- **Problem**:
Convert every line of the items below into a JSON list of strings, one string per line, skipping blank lines and leaving out the pictures.

··· Data rows ···

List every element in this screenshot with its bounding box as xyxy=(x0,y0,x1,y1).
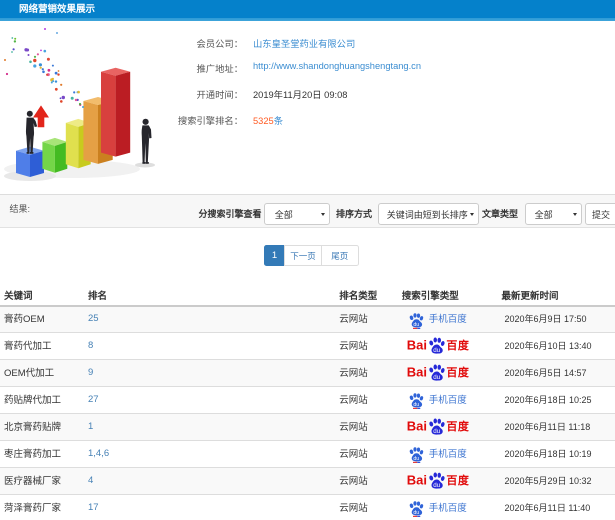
svg-text:du: du xyxy=(433,482,440,489)
svg-text:du: du xyxy=(433,347,440,354)
svg-text:du: du xyxy=(433,374,440,381)
svg-text:du: du xyxy=(433,428,440,435)
svg-text:du: du xyxy=(413,456,419,462)
svg-text:du: du xyxy=(413,402,419,408)
svg-text:du: du xyxy=(413,510,419,516)
svg-text:du: du xyxy=(413,321,419,327)
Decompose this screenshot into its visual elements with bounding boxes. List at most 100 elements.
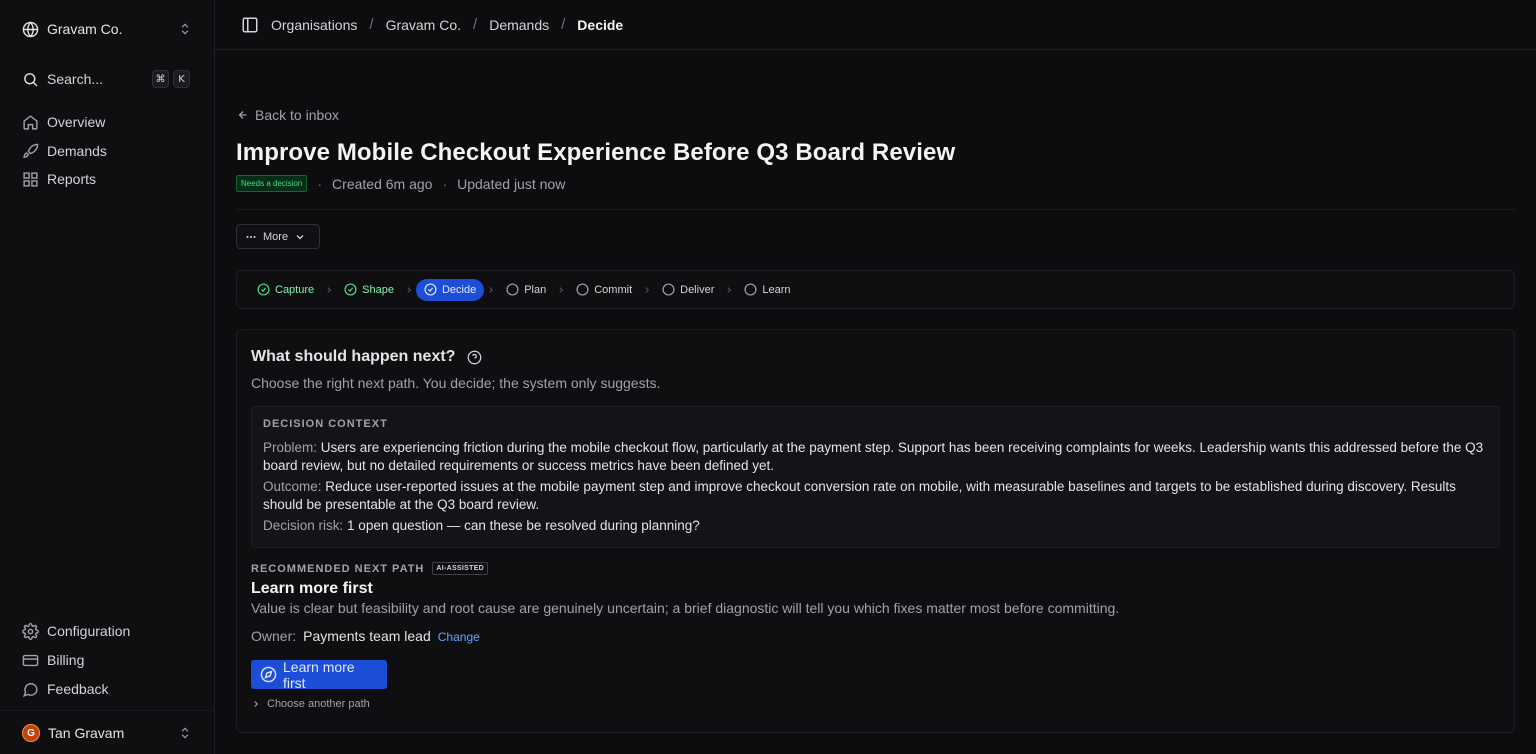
context-outcome: Outcome: Reduce user-reported issues at … [263, 478, 1488, 514]
chevrons-up-down-icon [178, 726, 192, 740]
breadcrumb-demands[interactable]: Demands [489, 17, 549, 33]
change-owner-link[interactable]: Change [438, 630, 480, 644]
sidebar-item-label: Reports [47, 171, 97, 187]
breadcrumb: Organisations / Gravam Co. / Demands / D… [215, 0, 1536, 50]
step-label: Learn [762, 283, 791, 296]
sidebar-item-label: Billing [47, 652, 85, 668]
problem-key: Problem: [263, 440, 318, 455]
meta-separator: · [317, 175, 323, 192]
check-circle-icon [257, 283, 270, 296]
step-label: Shape [362, 283, 394, 296]
risk-key: Decision risk: [263, 518, 344, 533]
search-icon [22, 71, 39, 88]
step-label: Plan [524, 283, 547, 296]
sidebar-item-label: Feedback [47, 681, 109, 697]
step-capture[interactable]: Capture [249, 279, 322, 301]
owner-row: Owner: Payments team lead Change [251, 628, 480, 644]
sidebar-item-label: Overview [47, 114, 106, 130]
owner-key: Owner: [251, 628, 297, 644]
back-label: Back to inbox [255, 107, 340, 123]
sidebar-divider [0, 710, 214, 711]
chevron-right-icon [324, 285, 334, 295]
breadcrumb-separator: / [369, 16, 374, 33]
more-label: More [263, 230, 289, 243]
risk-text: 1 open question — can these be resolved … [347, 518, 700, 533]
chevron-down-icon [294, 231, 306, 243]
workflow-stepper: Capture Shape Decide Plan Commit Deliver… [236, 270, 1515, 309]
arrow-left-icon [237, 109, 249, 121]
breadcrumb-org[interactable]: Gravam Co. [386, 17, 461, 33]
decision-question-text: What should happen next? [251, 348, 456, 365]
step-label: Commit [594, 283, 633, 296]
recommended-heading-text: RECOMMENDED NEXT PATH [251, 562, 425, 575]
choose-another-path-label: Choose another path [267, 698, 370, 710]
step-plan[interactable]: Plan [498, 279, 554, 301]
decision-card: What should happen next? Choose the righ… [236, 329, 1515, 733]
avatar: G [22, 724, 40, 742]
sidebar-item-feedback[interactable]: Feedback [14, 676, 200, 702]
user-menu[interactable]: G Tan Gravam [14, 718, 200, 748]
demand-meta: Needs a decision · Created 6m ago · Upda… [236, 175, 565, 192]
step-deliver[interactable]: Deliver [654, 279, 722, 301]
chevron-right-icon [251, 699, 261, 709]
org-switcher[interactable]: Gravam Co. [14, 12, 200, 46]
chevrons-up-down-icon [178, 22, 192, 36]
breadcrumb-separator: / [561, 16, 566, 33]
choose-another-path-toggle[interactable]: Choose another path [251, 698, 370, 710]
step-label: Decide [441, 283, 477, 296]
context-heading: DECISION CONTEXT [263, 418, 388, 430]
ai-assisted-badge: AI-ASSISTED [432, 562, 489, 575]
sidebar-item-overview[interactable]: Overview [14, 109, 200, 135]
recommendation-title: Learn more first [251, 580, 373, 597]
more-button[interactable]: More [236, 224, 320, 249]
breadcrumb-current: Decide [577, 16, 624, 33]
help-circle-icon[interactable] [455, 350, 482, 365]
owner-value: Payments team lead [303, 628, 431, 644]
app: Gravam Co. Search... ⌘ K Overview Demand… [0, 0, 1536, 754]
step-label: Capture [275, 283, 315, 296]
chevron-right-icon [556, 285, 566, 295]
outcome-key: Outcome: [263, 479, 322, 494]
circle-icon [744, 283, 757, 296]
breadcrumb-organisations[interactable]: Organisations [271, 17, 357, 33]
step-decide[interactable]: Decide [415, 278, 485, 301]
page-title: Improve Mobile Checkout Experience Befor… [236, 139, 956, 166]
sidebar-item-configuration[interactable]: Configuration [14, 618, 200, 644]
search-button[interactable]: Search... ⌘ K [14, 64, 200, 94]
sidebar-item-label: Configuration [47, 623, 131, 639]
learn-more-first-button[interactable]: Learn more first [251, 658, 387, 691]
decision-context: DECISION CONTEXT Problem: Users are expe… [251, 406, 1500, 548]
sidebar-item-label: Demands [47, 143, 107, 159]
meta-separator: · [442, 175, 448, 192]
sidebar-item-reports[interactable]: Reports [14, 166, 200, 192]
grid-icon [22, 171, 39, 188]
more-dots-icon [245, 231, 257, 243]
globe-icon [22, 21, 39, 38]
divider [236, 209, 1515, 210]
step-learn[interactable]: Learn [736, 279, 798, 301]
check-circle-icon [344, 283, 357, 296]
main-content: Organisations / Gravam Co. / Demands / D… [215, 0, 1536, 754]
sidebar-item-demands[interactable]: Demands [14, 138, 200, 164]
target-circle-icon [424, 283, 437, 296]
recommendation-description: Value is clear but feasibility and root … [251, 600, 1120, 616]
sidebar-item-billing[interactable]: Billing [14, 647, 200, 673]
chat-icon [22, 681, 39, 698]
recommended-heading: RECOMMENDED NEXT PATH AI-ASSISTED [251, 562, 489, 575]
sidebar-toggle-icon[interactable] [241, 16, 259, 34]
back-to-inbox-link[interactable]: Back to inbox [237, 107, 339, 123]
circle-icon [576, 283, 589, 296]
step-commit[interactable]: Commit [568, 279, 640, 301]
circle-icon [506, 283, 519, 296]
gear-icon [22, 622, 39, 640]
user-name: Tan Gravam [48, 725, 125, 741]
status-badge: Needs a decision [236, 175, 308, 192]
breadcrumb-separator: / [473, 16, 478, 33]
step-shape[interactable]: Shape [336, 279, 402, 301]
rocket-icon [22, 143, 39, 160]
primary-button-label: Learn more first [283, 658, 355, 691]
shortcut-cmd-key: ⌘ [152, 70, 169, 88]
circle-icon [662, 283, 675, 296]
step-label: Deliver [680, 283, 715, 296]
updated-time: Updated just now [457, 175, 566, 192]
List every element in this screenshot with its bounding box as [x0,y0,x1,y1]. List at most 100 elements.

···

- **In response**:
[
  "List every element in this screenshot with its bounding box as xyxy=(x0,y0,x1,y1).",
  "svg-text:du: du xyxy=(433,482,440,489)",
  "svg-text:du: du xyxy=(433,347,440,354)",
  "svg-text:du: du xyxy=(433,374,440,381)",
  "svg-text:du: du xyxy=(433,428,440,435)",
  "svg-text:du: du xyxy=(413,456,419,462)",
  "svg-text:du: du xyxy=(413,402,419,408)",
  "svg-text:du: du xyxy=(413,510,419,516)",
  "svg-text:du: du xyxy=(413,321,419,327)",
  "Decompose this screenshot into its visual elements with bounding boxes. List at most 100 elements.",
  "context-outcome: Outcome: Reduce user-reported issues at … [263, 478, 1488, 514]",
  "chevrons-up-down-icon [178, 726, 192, 740]",
  "breadcrumb-demands[interactable]: Demands [489, 17, 549, 33]",
  "change-owner-link[interactable]: Change [438, 630, 480, 644]",
  "sidebar-item-label: Reports [47, 171, 97, 187]",
  "breadcrumb: Organisations / Gravam Co. / Demands / D… [215, 0, 1536, 50]",
  "step-label: Learn [762, 283, 791, 296]",
  "sidebar-item-label: Billing [47, 652, 85, 668]",
  "problem-key: Problem: [263, 440, 318, 455]",
  "meta-separator: · [317, 175, 323, 192]",
  "check-circle-icon [257, 283, 270, 296]",
  "step-label: Shape [362, 283, 394, 296]",
  "risk-key: Decision risk: [263, 518, 344, 533]",
  "search-icon [22, 71, 39, 88]",
  "step-label: Plan [524, 283, 547, 296]",
  "sidebar-item-label: Feedback [47, 681, 109, 697]",
  "step-capture[interactable]: Capture [249, 279, 322, 301]",
  "owner-row: Owner: Payments team lead Change [251, 628, 480, 644]",
  "sidebar-item-label: Overview [47, 114, 106, 130]",
  "owner-key: Owner: [251, 628, 297, 644]",
  "back-label: Back to inbox [255, 107, 340, 123]",
  "sidebar-divider [0, 710, 214, 711]",
  "chevron-right-icon [324, 285, 334, 295]",
  "breadcrumb-separator: / [369, 16, 374, 33]",
  "more-label: More [263, 230, 289, 243]",
  "risk-text: 1 open question — can these be resolved … [347, 518, 700, 533]",
  "chevron-down-icon [294, 231, 306, 243]",
  "workflow-stepper: Capture Shape Decide Plan Commit Deliver… [236, 270, 1515, 309]",
  "arrow-left-icon [237, 109, 249, 121]",
  "breadcrumb-org[interactable]: Gravam Co. [386, 17, 461, 33]",
  "decision-question-text: What should happen next? [251, 348, 456, 365]",
  "step-label: Commit [594, 283, 633, 296]",
  "recommended-heading-text: RECOMMENDED NEXT PATH [251, 562, 425, 575]",
  "choose-another-path-label: Choose another path [267, 698, 370, 710]",
  "step-plan[interactable]: Plan [498, 279, 554, 301]",
  "decision-card: What should happen next? Choose the righ… [236, 329, 1515, 733]",
  "avatar: G [22, 724, 40, 742]",
  "sidebar-item-feedback[interactable]: Feedback [14, 676, 200, 702]",
  "user-menu[interactable]: G Tan Gravam [14, 718, 200, 748]",
  "demand-meta: Needs a decision · Created 6m ago · Upda… [236, 175, 565, 192]",
  "step-deliver[interactable]: Deliver [654, 279, 722, 301]",
  "chevron-right-icon [251, 699, 261, 709]",
  "org-switcher[interactable]: Gravam Co. [14, 12, 200, 46]",
  "chevrons-up-down-icon [178, 22, 192, 36]",
  "breadcrumb-separator: / [561, 16, 566, 33]",
  "choose-another-path-toggle[interactable]: Choose another path [251, 698, 370, 710]",
  "step-label: Decide [441, 283, 477, 296]",
  "context-heading: DECISION CONTEXT [263, 418, 388, 430]",
  "ai-assisted-badge: AI-ASSISTED [432, 562, 489, 575]",
  "sidebar-item-overview[interactable]: Overview [14, 109, 200, 135]",
  "recommendation-title: Learn more first [251, 580, 373, 597]",
  "more-button[interactable]: More [236, 224, 320, 249]",
  "breadcrumb-current: Decide [577, 16, 624, 33]",
  "help-circle-icon[interactable] [455, 350, 482, 365]",
  "owner-value: Payments team lead [303, 628, 431, 644]",
  "app: Gravam Co. Search... ⌘ K Overview Demand… [0, 0, 1536, 754]",
  "step-label: Capture [275, 283, 315, 296]",
  "chevron-right-icon [556, 285, 566, 295]",
  "outcome-key: Outcome: [263, 479, 322, 494]",
  "circle-icon [744, 283, 757, 296]",
  "breadcrumb-organisations[interactable]: Organisations [271, 17, 357, 33]",
  "step-decide[interactable]: Decide [415, 278, 485, 301]",
  "page-title: Improve Mobile Checkout Experience Befor… [236, 139, 956, 166]",
  "sidebar-item-configuration[interactable]: Configuration [14, 618, 200, 644]",
  "search-button[interactable]: Search... ⌘ K [14, 64, 200, 94]",
  "sidebar-item-label: Configuration [47, 623, 131, 639]",
  "learn-more-first-button[interactable]: Learn more first [251, 658, 387, 691]",
  "decision-context: DECISION CONTEXT Problem: Users are expe… [251, 406, 1500, 548]",
  "sidebar-item-label: Demands [47, 143, 107, 159]",
  "meta-separator: · [442, 175, 448, 192]",
  "sidebar-item-reports[interactable]: Reports [14, 166, 200, 192]",
  "grid-icon [22, 171, 39, 188]",
  "more-dots-icon [245, 231, 257, 243]",
  "globe-icon [22, 21, 39, 38]",
  "divider [236, 209, 1515, 210]",
  "step-learn[interactable]: Learn [736, 279, 798, 301]",
  "check-circle-icon [344, 283, 357, 296]",
  "main-content: Organisations / Gravam Co. / Demands / D… [215, 0, 1536, 754]",
  "sidebar-item-demands[interactable]: Demands [14, 138, 200, 164]",
  "target-circle-icon [424, 283, 437, 296]",
  "recommendation-description: Value is clear but feasibility and root … [251, 600, 1120, 616]",
  "sidebar-item-billing[interactable]: Billing [14, 647, 200, 673]",
  "chat-icon [22, 681, 39, 698]",
  "recommended-heading: RECOMMENDED NEXT PATH AI-ASSISTED [251, 562, 489, 575]",
  "sidebar-toggle-icon[interactable] [241, 16, 259, 34]",
  "back-to-inbox-link[interactable]: Back to inbox [237, 107, 339, 123]",
  "circle-icon [576, 283, 589, 296]",
  "step-commit[interactable]: Commit [568, 279, 640, 301]",
  "circle-icon [506, 283, 519, 296]",
  "gear-icon [22, 622, 39, 640]",
  "user-name: Tan Gravam [48, 725, 125, 741]",
  "status-badge: Needs a decision [236, 175, 308, 192]",
  "breadcrumb-separator: / [473, 16, 478, 33]",
  "step-shape[interactable]: Shape [336, 279, 402, 301]",
  "rocket-icon [22, 143, 39, 160]",
  "primary-button-label: Learn more first [283, 658, 355, 691]",
  "shortcut-cmd-key: ⌘ [152, 70, 169, 88]",
  "circle-icon [662, 283, 675, 296]",
  "step-label: Deliver [680, 283, 715, 296]",
  "updated-time: Updated just now [457, 175, 566, 192]",
  "List every element in this screenshot with its bounding box as [x0,y0,x1,y1]. List at most 100 elements."
]